--- WORKING DATA ---
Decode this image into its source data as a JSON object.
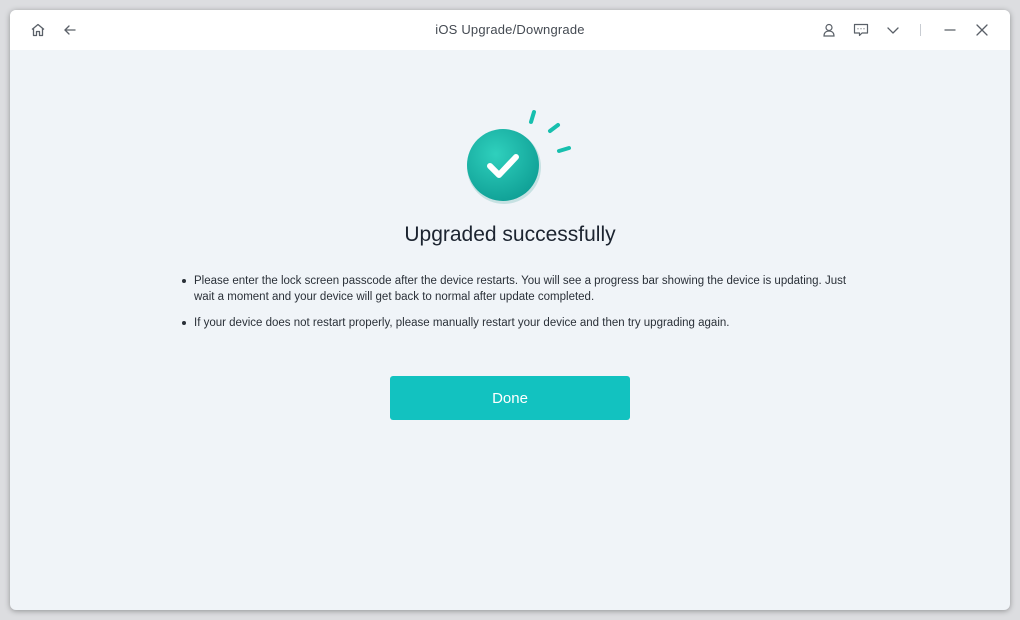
{
  "window": {
    "title": "iOS Upgrade/Downgrade"
  },
  "toolbar": {
    "home_icon": "home-icon",
    "back_icon": "arrow-left-icon",
    "user_icon": "user-icon",
    "feedback_icon": "chat-icon",
    "menu_icon": "chevron-down-icon",
    "minimize_icon": "minimize-icon",
    "close_icon": "close-icon"
  },
  "main": {
    "status_icon": "success-check-icon",
    "headline": "Upgraded successfully",
    "notes": [
      "Please enter the lock screen passcode after the device restarts. You will see a progress bar showing the device is updating. Just wait a moment and your device will get back to normal after update completed.",
      "If your device does not restart properly, please manually restart your device and then try upgrading again."
    ],
    "done_label": "Done"
  },
  "colors": {
    "accent": "#12c2c0",
    "check_circle": "#1fb8a8",
    "background": "#f0f4f8",
    "titlebar": "#ffffff"
  }
}
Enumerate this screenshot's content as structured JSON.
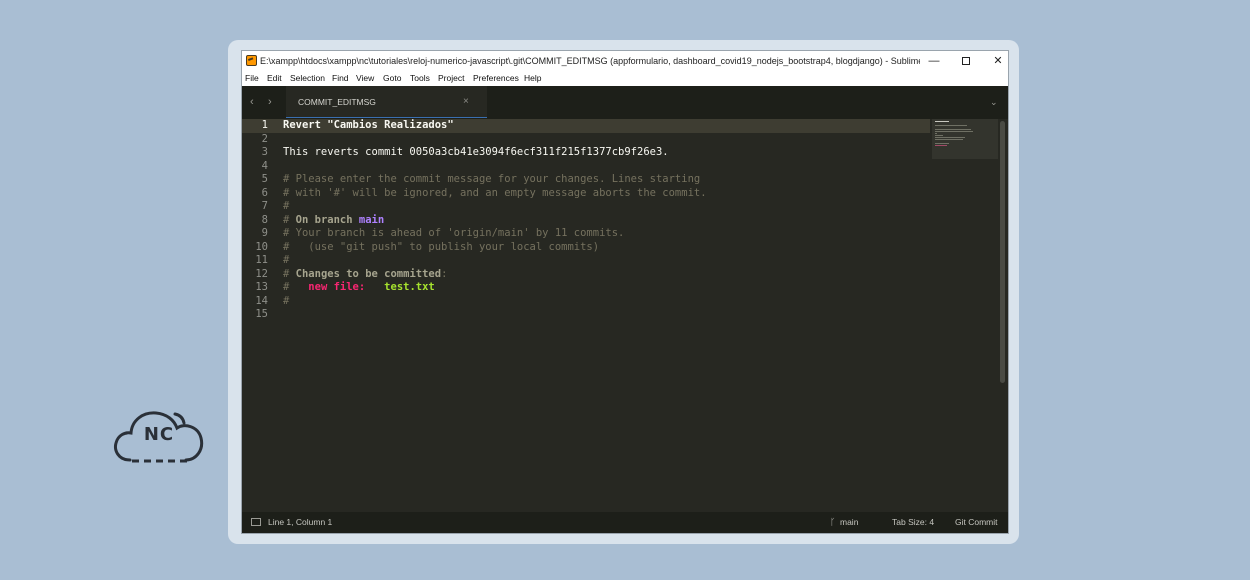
---
_TO BE DONE_
Give the count of lines in the listing above that include "this", with no other words.

_IN RESPONSE_
2